*Data entries:*
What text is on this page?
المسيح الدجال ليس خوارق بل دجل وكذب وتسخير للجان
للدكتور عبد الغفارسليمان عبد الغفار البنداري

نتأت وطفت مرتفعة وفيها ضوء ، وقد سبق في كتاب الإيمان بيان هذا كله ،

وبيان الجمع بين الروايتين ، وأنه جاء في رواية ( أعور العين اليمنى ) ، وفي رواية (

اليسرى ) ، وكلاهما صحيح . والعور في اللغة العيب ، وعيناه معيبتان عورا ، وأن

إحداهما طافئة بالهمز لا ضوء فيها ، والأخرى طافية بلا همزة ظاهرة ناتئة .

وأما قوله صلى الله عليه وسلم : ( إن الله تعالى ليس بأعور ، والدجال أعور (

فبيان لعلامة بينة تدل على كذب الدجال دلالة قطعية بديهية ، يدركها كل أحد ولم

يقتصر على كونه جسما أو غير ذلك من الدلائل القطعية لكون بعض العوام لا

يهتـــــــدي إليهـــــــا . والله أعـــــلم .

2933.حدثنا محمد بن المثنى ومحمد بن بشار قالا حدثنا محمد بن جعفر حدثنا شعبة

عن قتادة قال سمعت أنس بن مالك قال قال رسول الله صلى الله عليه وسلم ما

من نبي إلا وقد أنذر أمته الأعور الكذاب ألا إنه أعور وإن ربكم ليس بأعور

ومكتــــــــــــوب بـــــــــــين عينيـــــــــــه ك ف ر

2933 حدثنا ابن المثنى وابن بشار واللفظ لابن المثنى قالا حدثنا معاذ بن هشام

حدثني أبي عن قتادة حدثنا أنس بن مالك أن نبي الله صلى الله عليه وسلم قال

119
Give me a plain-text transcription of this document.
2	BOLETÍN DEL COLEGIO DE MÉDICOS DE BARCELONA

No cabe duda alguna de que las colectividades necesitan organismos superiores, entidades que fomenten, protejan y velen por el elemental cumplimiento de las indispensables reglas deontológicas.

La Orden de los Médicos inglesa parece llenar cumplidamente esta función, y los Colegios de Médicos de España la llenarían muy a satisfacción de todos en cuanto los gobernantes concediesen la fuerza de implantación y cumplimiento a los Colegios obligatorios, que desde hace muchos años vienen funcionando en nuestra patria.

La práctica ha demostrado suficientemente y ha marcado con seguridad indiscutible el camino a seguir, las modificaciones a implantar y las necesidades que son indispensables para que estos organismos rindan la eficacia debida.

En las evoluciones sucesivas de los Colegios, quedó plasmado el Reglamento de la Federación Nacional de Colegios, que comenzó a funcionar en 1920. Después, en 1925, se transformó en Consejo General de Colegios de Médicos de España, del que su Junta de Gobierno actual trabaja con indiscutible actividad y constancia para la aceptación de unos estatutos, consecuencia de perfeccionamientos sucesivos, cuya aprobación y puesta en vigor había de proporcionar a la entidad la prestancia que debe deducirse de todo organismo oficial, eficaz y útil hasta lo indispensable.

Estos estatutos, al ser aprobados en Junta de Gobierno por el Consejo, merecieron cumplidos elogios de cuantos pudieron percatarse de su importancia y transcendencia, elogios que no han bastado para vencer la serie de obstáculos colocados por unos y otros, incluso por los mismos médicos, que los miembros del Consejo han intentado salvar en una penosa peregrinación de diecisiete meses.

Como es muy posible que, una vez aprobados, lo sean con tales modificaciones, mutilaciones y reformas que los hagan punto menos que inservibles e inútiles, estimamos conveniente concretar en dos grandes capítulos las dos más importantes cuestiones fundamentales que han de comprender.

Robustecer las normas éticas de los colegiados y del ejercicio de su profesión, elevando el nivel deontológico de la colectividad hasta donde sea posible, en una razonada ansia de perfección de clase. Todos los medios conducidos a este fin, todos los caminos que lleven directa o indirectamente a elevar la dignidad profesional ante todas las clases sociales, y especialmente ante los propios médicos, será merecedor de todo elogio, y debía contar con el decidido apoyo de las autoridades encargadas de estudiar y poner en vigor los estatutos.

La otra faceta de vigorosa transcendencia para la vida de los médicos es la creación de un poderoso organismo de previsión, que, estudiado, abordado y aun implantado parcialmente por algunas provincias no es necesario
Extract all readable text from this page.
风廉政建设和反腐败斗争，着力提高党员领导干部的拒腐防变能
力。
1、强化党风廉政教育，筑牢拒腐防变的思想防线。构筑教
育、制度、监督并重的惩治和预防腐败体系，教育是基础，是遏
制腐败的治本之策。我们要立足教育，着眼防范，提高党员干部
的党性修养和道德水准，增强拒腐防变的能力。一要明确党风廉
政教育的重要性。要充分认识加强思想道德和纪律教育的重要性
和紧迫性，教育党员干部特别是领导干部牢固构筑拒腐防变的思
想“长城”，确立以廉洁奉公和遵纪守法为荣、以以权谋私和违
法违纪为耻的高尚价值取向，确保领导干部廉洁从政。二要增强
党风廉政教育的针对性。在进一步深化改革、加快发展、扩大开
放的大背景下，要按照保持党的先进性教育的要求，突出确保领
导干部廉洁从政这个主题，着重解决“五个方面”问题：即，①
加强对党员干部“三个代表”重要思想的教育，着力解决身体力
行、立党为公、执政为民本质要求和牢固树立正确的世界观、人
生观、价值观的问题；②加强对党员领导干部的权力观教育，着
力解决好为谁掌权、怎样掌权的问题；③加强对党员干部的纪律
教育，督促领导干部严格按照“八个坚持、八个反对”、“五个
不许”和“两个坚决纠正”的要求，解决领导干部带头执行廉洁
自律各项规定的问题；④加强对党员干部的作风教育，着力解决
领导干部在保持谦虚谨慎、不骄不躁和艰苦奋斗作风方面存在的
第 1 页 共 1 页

*WORK REQUIRED:*
Only lines with the word "بأعور" are wanted, so copy each one from the records.

*THE RESULT:*
وأما قوله صلى الله عليه وسلم : ( إن الله تعالى ليس بأعور ، والدجال أعور (
من نبي إلا وقد أنذر أمته الأعور الكذاب ألا إنه أعور وإن ربكم ليس بأعور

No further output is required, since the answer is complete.